Input records |
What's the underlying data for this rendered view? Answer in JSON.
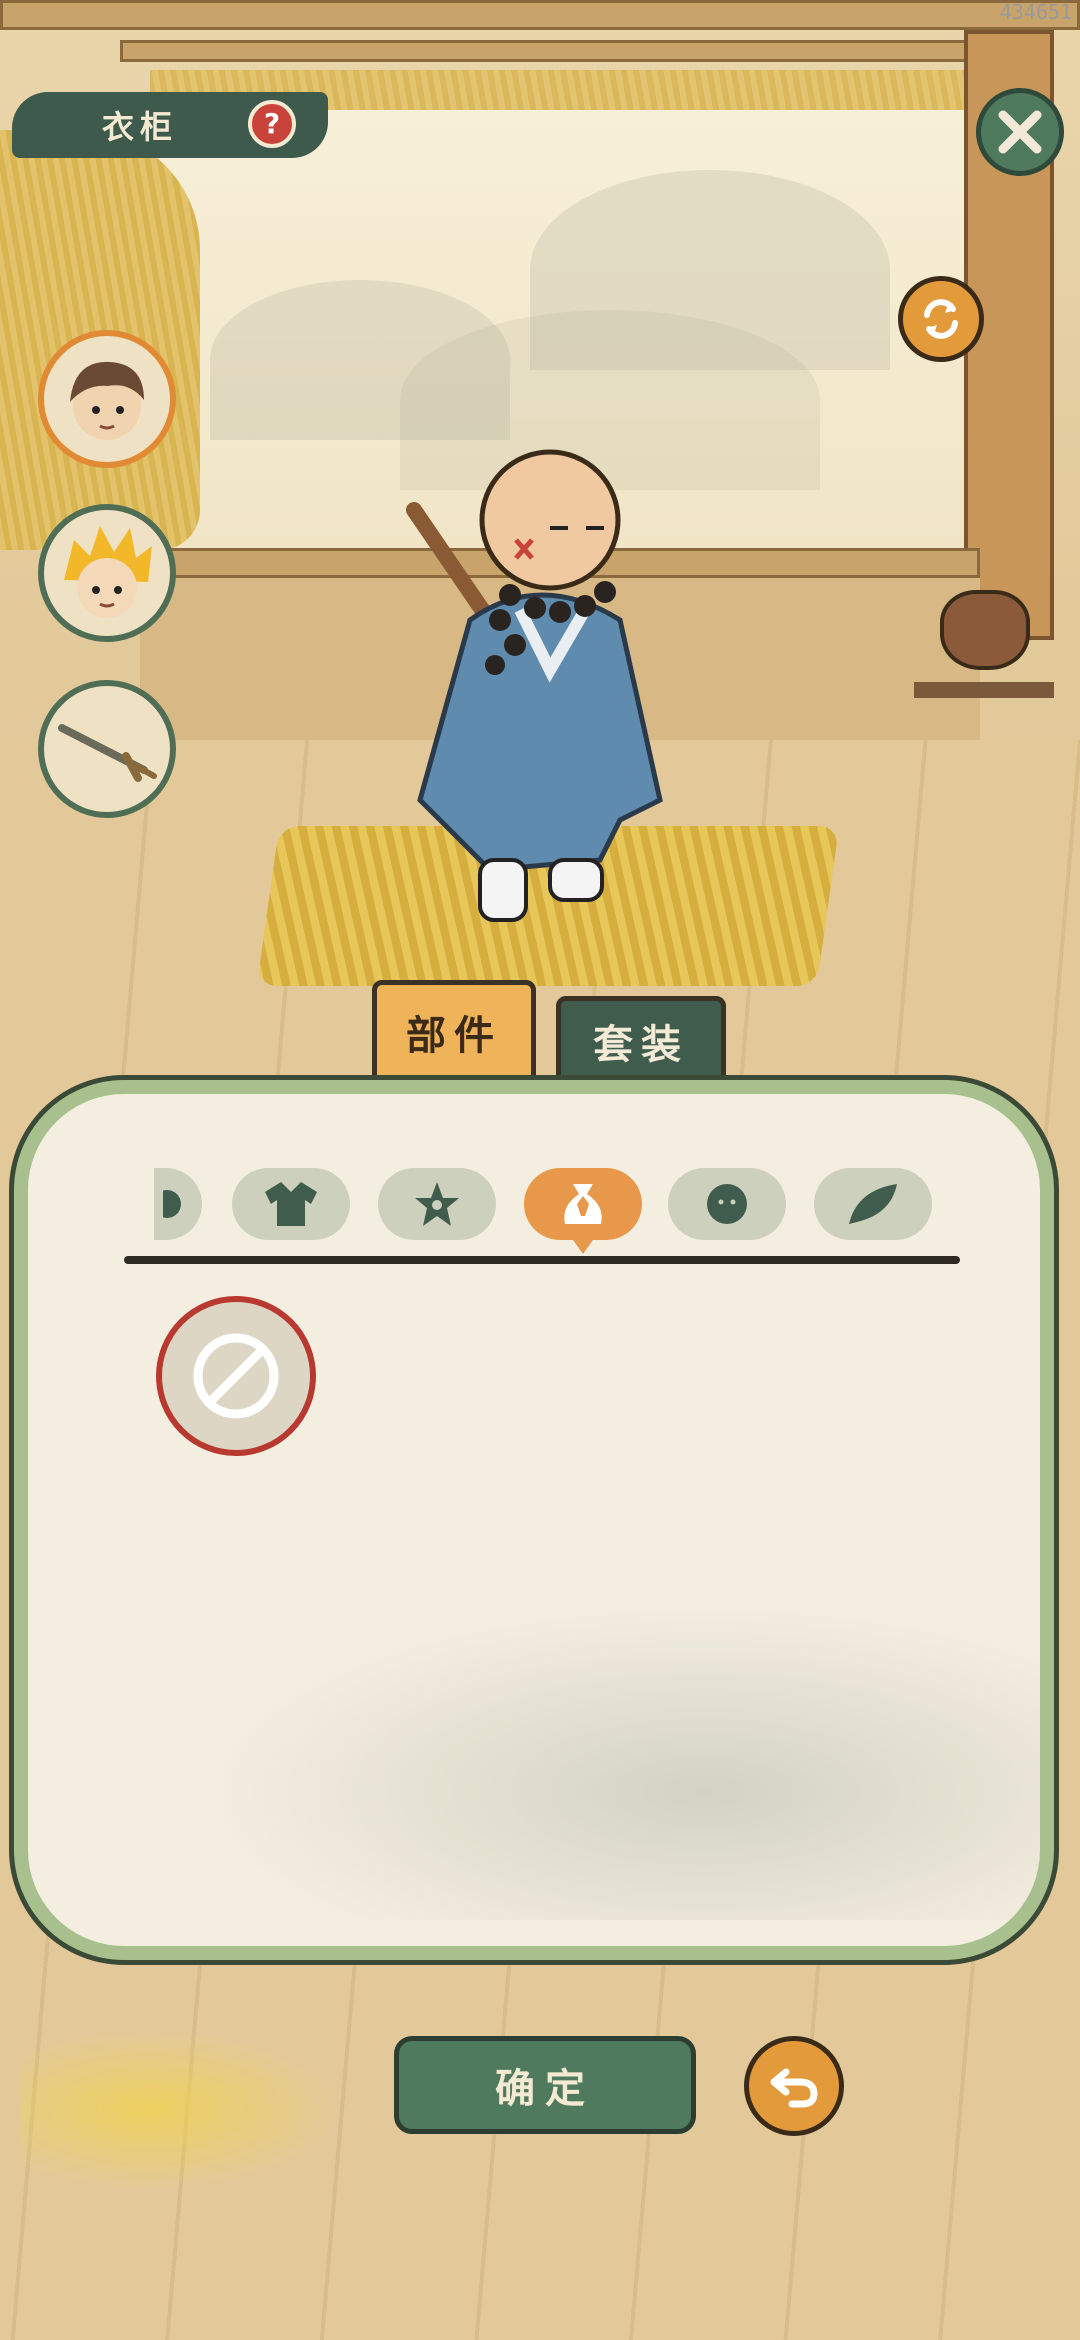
{
  "watermark": "434651",
  "header": {
    "title": "衣柜",
    "help_icon": "question-icon"
  },
  "buttons": {
    "close_icon": "close-icon",
    "swap_icon": "refresh-icon",
    "confirm_label": "确定",
    "back_icon": "undo-icon"
  },
  "characters": [
    {
      "name": "character-brown-hair",
      "active": true
    },
    {
      "name": "character-golden-hair",
      "active": false
    },
    {
      "name": "weapon-sword",
      "active": false
    }
  ],
  "tabs": {
    "parts_label": "部件",
    "outfit_label": "套装"
  },
  "categories": [
    {
      "icon": "partial-category-icon",
      "active": false
    },
    {
      "icon": "robe-icon",
      "active": false
    },
    {
      "icon": "flower-icon",
      "active": false
    },
    {
      "icon": "bag-icon",
      "active": true
    },
    {
      "icon": "face-icon",
      "active": false
    },
    {
      "icon": "leaf-icon",
      "active": false
    }
  ],
  "items": [
    {
      "icon": "none-icon",
      "selected": true
    }
  ],
  "colors": {
    "accent_orange": "#e8984a",
    "dark_green": "#3f5c4c",
    "panel_border": "#a8c08e",
    "none_red": "#b8392f"
  }
}
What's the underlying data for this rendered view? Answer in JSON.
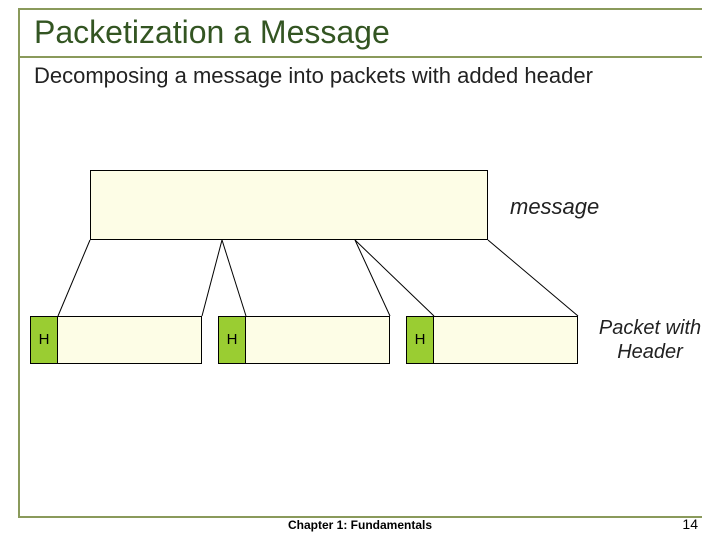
{
  "title": "Packetization a Message",
  "subtitle": "Decomposing a message into packets with added header",
  "message_label": "message",
  "packets": {
    "h1": "H",
    "h2": "H",
    "h3": "H"
  },
  "packet_label": "Packet with Header",
  "footer": {
    "center": "Chapter 1: Fundamentals",
    "page": "14"
  }
}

Written request |
Restate the data above word for word. Skip every picture.

Answer to this task |
What's the underlying data for this rendered view? Answer in JSON.
{
  "watermark": "434651",
  "header": {
    "title": "衣柜",
    "help_icon": "question-icon"
  },
  "buttons": {
    "close_icon": "close-icon",
    "swap_icon": "refresh-icon",
    "confirm_label": "确定",
    "back_icon": "undo-icon"
  },
  "characters": [
    {
      "name": "character-brown-hair",
      "active": true
    },
    {
      "name": "character-golden-hair",
      "active": false
    },
    {
      "name": "weapon-sword",
      "active": false
    }
  ],
  "tabs": {
    "parts_label": "部件",
    "outfit_label": "套装"
  },
  "categories": [
    {
      "icon": "partial-category-icon",
      "active": false
    },
    {
      "icon": "robe-icon",
      "active": false
    },
    {
      "icon": "flower-icon",
      "active": false
    },
    {
      "icon": "bag-icon",
      "active": true
    },
    {
      "icon": "face-icon",
      "active": false
    },
    {
      "icon": "leaf-icon",
      "active": false
    }
  ],
  "items": [
    {
      "icon": "none-icon",
      "selected": true
    }
  ],
  "colors": {
    "accent_orange": "#e8984a",
    "dark_green": "#3f5c4c",
    "panel_border": "#a8c08e",
    "none_red": "#b8392f"
  }
}
What's the underlying data for this rendered view? Answer in JSON.
{
  "title": "Packetization a Message",
  "subtitle": "Decomposing a message into packets with added header",
  "message_label": "message",
  "packets": {
    "h1": "H",
    "h2": "H",
    "h3": "H"
  },
  "packet_label": "Packet with Header",
  "footer": {
    "center": "Chapter 1: Fundamentals",
    "page": "14"
  }
}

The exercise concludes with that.